(Dataset rows)
□ □ □ □ □

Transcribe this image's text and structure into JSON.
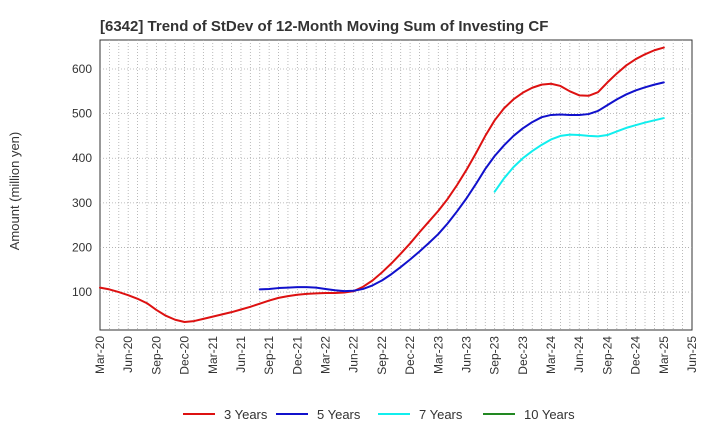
{
  "chart_data": {
    "type": "line",
    "title": "[6342]  Trend of StDev of 12-Month Moving Sum of Investing CF",
    "xlabel": "",
    "ylabel": "Amount (million yen)",
    "ylim": [
      15,
      665
    ],
    "yticks": [
      100,
      200,
      300,
      400,
      500,
      600
    ],
    "ytick_labels": [
      "100",
      "200",
      "300",
      "400",
      "500",
      "600"
    ],
    "xlim": [
      "2020-03",
      "2025-06"
    ],
    "xtick_labels": [
      "Mar-20",
      "Jun-20",
      "Sep-20",
      "Dec-20",
      "Mar-21",
      "Jun-21",
      "Sep-21",
      "Dec-21",
      "Mar-22",
      "Jun-22",
      "Sep-22",
      "Dec-22",
      "Mar-23",
      "Jun-23",
      "Sep-23",
      "Dec-23",
      "Mar-24",
      "Jun-24",
      "Sep-24",
      "Dec-24",
      "Mar-25",
      "Jun-25"
    ],
    "grid": true,
    "legend_position": "bottom",
    "series": [
      {
        "name": "3 Years",
        "color": "#dd1111",
        "points": [
          [
            "2020-03",
            110
          ],
          [
            "2020-04",
            106
          ],
          [
            "2020-05",
            100
          ],
          [
            "2020-06",
            93
          ],
          [
            "2020-07",
            85
          ],
          [
            "2020-08",
            75
          ],
          [
            "2020-09",
            60
          ],
          [
            "2020-10",
            47
          ],
          [
            "2020-11",
            38
          ],
          [
            "2020-12",
            33
          ],
          [
            "2021-01",
            35
          ],
          [
            "2021-02",
            40
          ],
          [
            "2021-03",
            45
          ],
          [
            "2021-04",
            50
          ],
          [
            "2021-05",
            55
          ],
          [
            "2021-06",
            61
          ],
          [
            "2021-07",
            67
          ],
          [
            "2021-08",
            74
          ],
          [
            "2021-09",
            81
          ],
          [
            "2021-10",
            87
          ],
          [
            "2021-11",
            91
          ],
          [
            "2021-12",
            94
          ],
          [
            "2022-01",
            96
          ],
          [
            "2022-02",
            97
          ],
          [
            "2022-03",
            98
          ],
          [
            "2022-04",
            98
          ],
          [
            "2022-05",
            99
          ],
          [
            "2022-06",
            102
          ],
          [
            "2022-07",
            112
          ],
          [
            "2022-08",
            126
          ],
          [
            "2022-09",
            144
          ],
          [
            "2022-10",
            164
          ],
          [
            "2022-11",
            186
          ],
          [
            "2022-12",
            209
          ],
          [
            "2023-01",
            234
          ],
          [
            "2023-02",
            258
          ],
          [
            "2023-03",
            282
          ],
          [
            "2023-04",
            309
          ],
          [
            "2023-05",
            340
          ],
          [
            "2023-06",
            374
          ],
          [
            "2023-07",
            411
          ],
          [
            "2023-08",
            450
          ],
          [
            "2023-09",
            485
          ],
          [
            "2023-10",
            512
          ],
          [
            "2023-11",
            532
          ],
          [
            "2023-12",
            547
          ],
          [
            "2024-01",
            558
          ],
          [
            "2024-02",
            565
          ],
          [
            "2024-03",
            567
          ],
          [
            "2024-04",
            562
          ],
          [
            "2024-05",
            550
          ],
          [
            "2024-06",
            541
          ],
          [
            "2024-07",
            540
          ],
          [
            "2024-08",
            548
          ],
          [
            "2024-09",
            570
          ],
          [
            "2024-10",
            590
          ],
          [
            "2024-11",
            608
          ],
          [
            "2024-12",
            622
          ],
          [
            "2025-01",
            633
          ],
          [
            "2025-02",
            642
          ],
          [
            "2025-03",
            648
          ]
        ]
      },
      {
        "name": "5 Years",
        "color": "#1111cc",
        "points": [
          [
            "2021-08",
            106
          ],
          [
            "2021-09",
            107
          ],
          [
            "2021-10",
            109
          ],
          [
            "2021-11",
            110
          ],
          [
            "2021-12",
            111
          ],
          [
            "2022-01",
            111
          ],
          [
            "2022-02",
            110
          ],
          [
            "2022-03",
            107
          ],
          [
            "2022-04",
            104
          ],
          [
            "2022-05",
            102
          ],
          [
            "2022-06",
            103
          ],
          [
            "2022-07",
            107
          ],
          [
            "2022-08",
            115
          ],
          [
            "2022-09",
            126
          ],
          [
            "2022-10",
            140
          ],
          [
            "2022-11",
            156
          ],
          [
            "2022-12",
            173
          ],
          [
            "2023-01",
            191
          ],
          [
            "2023-02",
            210
          ],
          [
            "2023-03",
            230
          ],
          [
            "2023-04",
            254
          ],
          [
            "2023-05",
            281
          ],
          [
            "2023-06",
            310
          ],
          [
            "2023-07",
            342
          ],
          [
            "2023-08",
            376
          ],
          [
            "2023-09",
            405
          ],
          [
            "2023-10",
            429
          ],
          [
            "2023-11",
            450
          ],
          [
            "2023-12",
            467
          ],
          [
            "2024-01",
            481
          ],
          [
            "2024-02",
            492
          ],
          [
            "2024-03",
            497
          ],
          [
            "2024-04",
            498
          ],
          [
            "2024-05",
            497
          ],
          [
            "2024-06",
            497
          ],
          [
            "2024-07",
            499
          ],
          [
            "2024-08",
            506
          ],
          [
            "2024-09",
            519
          ],
          [
            "2024-10",
            532
          ],
          [
            "2024-11",
            543
          ],
          [
            "2024-12",
            552
          ],
          [
            "2025-01",
            559
          ],
          [
            "2025-02",
            565
          ],
          [
            "2025-03",
            570
          ]
        ]
      },
      {
        "name": "7 Years",
        "color": "#11eeee",
        "points": [
          [
            "2023-09",
            325
          ],
          [
            "2023-10",
            355
          ],
          [
            "2023-11",
            380
          ],
          [
            "2023-12",
            400
          ],
          [
            "2024-01",
            416
          ],
          [
            "2024-02",
            430
          ],
          [
            "2024-03",
            442
          ],
          [
            "2024-04",
            450
          ],
          [
            "2024-05",
            453
          ],
          [
            "2024-06",
            452
          ],
          [
            "2024-07",
            450
          ],
          [
            "2024-08",
            449
          ],
          [
            "2024-09",
            452
          ],
          [
            "2024-10",
            460
          ],
          [
            "2024-11",
            468
          ],
          [
            "2024-12",
            474
          ],
          [
            "2025-01",
            480
          ],
          [
            "2025-02",
            485
          ],
          [
            "2025-03",
            490
          ]
        ]
      },
      {
        "name": "10 Years",
        "color": "#228822",
        "points": []
      }
    ]
  }
}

□ □ □ □ □

Required task. Repeat the material above word for word, please, apart from its images.

Output.
Transcribe this image's text and structure into JSON.
{
  "chart_data": {
    "type": "line",
    "title": "[6342]  Trend of StDev of 12-Month Moving Sum of Investing CF",
    "xlabel": "",
    "ylabel": "Amount (million yen)",
    "ylim": [
      15,
      665
    ],
    "yticks": [
      100,
      200,
      300,
      400,
      500,
      600
    ],
    "ytick_labels": [
      "100",
      "200",
      "300",
      "400",
      "500",
      "600"
    ],
    "xlim": [
      "2020-03",
      "2025-06"
    ],
    "xtick_labels": [
      "Mar-20",
      "Jun-20",
      "Sep-20",
      "Dec-20",
      "Mar-21",
      "Jun-21",
      "Sep-21",
      "Dec-21",
      "Mar-22",
      "Jun-22",
      "Sep-22",
      "Dec-22",
      "Mar-23",
      "Jun-23",
      "Sep-23",
      "Dec-23",
      "Mar-24",
      "Jun-24",
      "Sep-24",
      "Dec-24",
      "Mar-25",
      "Jun-25"
    ],
    "grid": true,
    "legend_position": "bottom",
    "series": [
      {
        "name": "3 Years",
        "color": "#dd1111",
        "points": [
          [
            "2020-03",
            110
          ],
          [
            "2020-04",
            106
          ],
          [
            "2020-05",
            100
          ],
          [
            "2020-06",
            93
          ],
          [
            "2020-07",
            85
          ],
          [
            "2020-08",
            75
          ],
          [
            "2020-09",
            60
          ],
          [
            "2020-10",
            47
          ],
          [
            "2020-11",
            38
          ],
          [
            "2020-12",
            33
          ],
          [
            "2021-01",
            35
          ],
          [
            "2021-02",
            40
          ],
          [
            "2021-03",
            45
          ],
          [
            "2021-04",
            50
          ],
          [
            "2021-05",
            55
          ],
          [
            "2021-06",
            61
          ],
          [
            "2021-07",
            67
          ],
          [
            "2021-08",
            74
          ],
          [
            "2021-09",
            81
          ],
          [
            "2021-10",
            87
          ],
          [
            "2021-11",
            91
          ],
          [
            "2021-12",
            94
          ],
          [
            "2022-01",
            96
          ],
          [
            "2022-02",
            97
          ],
          [
            "2022-03",
            98
          ],
          [
            "2022-04",
            98
          ],
          [
            "2022-05",
            99
          ],
          [
            "2022-06",
            102
          ],
          [
            "2022-07",
            112
          ],
          [
            "2022-08",
            126
          ],
          [
            "2022-09",
            144
          ],
          [
            "2022-10",
            164
          ],
          [
            "2022-11",
            186
          ],
          [
            "2022-12",
            209
          ],
          [
            "2023-01",
            234
          ],
          [
            "2023-02",
            258
          ],
          [
            "2023-03",
            282
          ],
          [
            "2023-04",
            309
          ],
          [
            "2023-05",
            340
          ],
          [
            "2023-06",
            374
          ],
          [
            "2023-07",
            411
          ],
          [
            "2023-08",
            450
          ],
          [
            "2023-09",
            485
          ],
          [
            "2023-10",
            512
          ],
          [
            "2023-11",
            532
          ],
          [
            "2023-12",
            547
          ],
          [
            "2024-01",
            558
          ],
          [
            "2024-02",
            565
          ],
          [
            "2024-03",
            567
          ],
          [
            "2024-04",
            562
          ],
          [
            "2024-05",
            550
          ],
          [
            "2024-06",
            541
          ],
          [
            "2024-07",
            540
          ],
          [
            "2024-08",
            548
          ],
          [
            "2024-09",
            570
          ],
          [
            "2024-10",
            590
          ],
          [
            "2024-11",
            608
          ],
          [
            "2024-12",
            622
          ],
          [
            "2025-01",
            633
          ],
          [
            "2025-02",
            642
          ],
          [
            "2025-03",
            648
          ]
        ]
      },
      {
        "name": "5 Years",
        "color": "#1111cc",
        "points": [
          [
            "2021-08",
            106
          ],
          [
            "2021-09",
            107
          ],
          [
            "2021-10",
            109
          ],
          [
            "2021-11",
            110
          ],
          [
            "2021-12",
            111
          ],
          [
            "2022-01",
            111
          ],
          [
            "2022-02",
            110
          ],
          [
            "2022-03",
            107
          ],
          [
            "2022-04",
            104
          ],
          [
            "2022-05",
            102
          ],
          [
            "2022-06",
            103
          ],
          [
            "2022-07",
            107
          ],
          [
            "2022-08",
            115
          ],
          [
            "2022-09",
            126
          ],
          [
            "2022-10",
            140
          ],
          [
            "2022-11",
            156
          ],
          [
            "2022-12",
            173
          ],
          [
            "2023-01",
            191
          ],
          [
            "2023-02",
            210
          ],
          [
            "2023-03",
            230
          ],
          [
            "2023-04",
            254
          ],
          [
            "2023-05",
            281
          ],
          [
            "2023-06",
            310
          ],
          [
            "2023-07",
            342
          ],
          [
            "2023-08",
            376
          ],
          [
            "2023-09",
            405
          ],
          [
            "2023-10",
            429
          ],
          [
            "2023-11",
            450
          ],
          [
            "2023-12",
            467
          ],
          [
            "2024-01",
            481
          ],
          [
            "2024-02",
            492
          ],
          [
            "2024-03",
            497
          ],
          [
            "2024-04",
            498
          ],
          [
            "2024-05",
            497
          ],
          [
            "2024-06",
            497
          ],
          [
            "2024-07",
            499
          ],
          [
            "2024-08",
            506
          ],
          [
            "2024-09",
            519
          ],
          [
            "2024-10",
            532
          ],
          [
            "2024-11",
            543
          ],
          [
            "2024-12",
            552
          ],
          [
            "2025-01",
            559
          ],
          [
            "2025-02",
            565
          ],
          [
            "2025-03",
            570
          ]
        ]
      },
      {
        "name": "7 Years",
        "color": "#11eeee",
        "points": [
          [
            "2023-09",
            325
          ],
          [
            "2023-10",
            355
          ],
          [
            "2023-11",
            380
          ],
          [
            "2023-12",
            400
          ],
          [
            "2024-01",
            416
          ],
          [
            "2024-02",
            430
          ],
          [
            "2024-03",
            442
          ],
          [
            "2024-04",
            450
          ],
          [
            "2024-05",
            453
          ],
          [
            "2024-06",
            452
          ],
          [
            "2024-07",
            450
          ],
          [
            "2024-08",
            449
          ],
          [
            "2024-09",
            452
          ],
          [
            "2024-10",
            460
          ],
          [
            "2024-11",
            468
          ],
          [
            "2024-12",
            474
          ],
          [
            "2025-01",
            480
          ],
          [
            "2025-02",
            485
          ],
          [
            "2025-03",
            490
          ]
        ]
      },
      {
        "name": "10 Years",
        "color": "#228822",
        "points": []
      }
    ]
  }
}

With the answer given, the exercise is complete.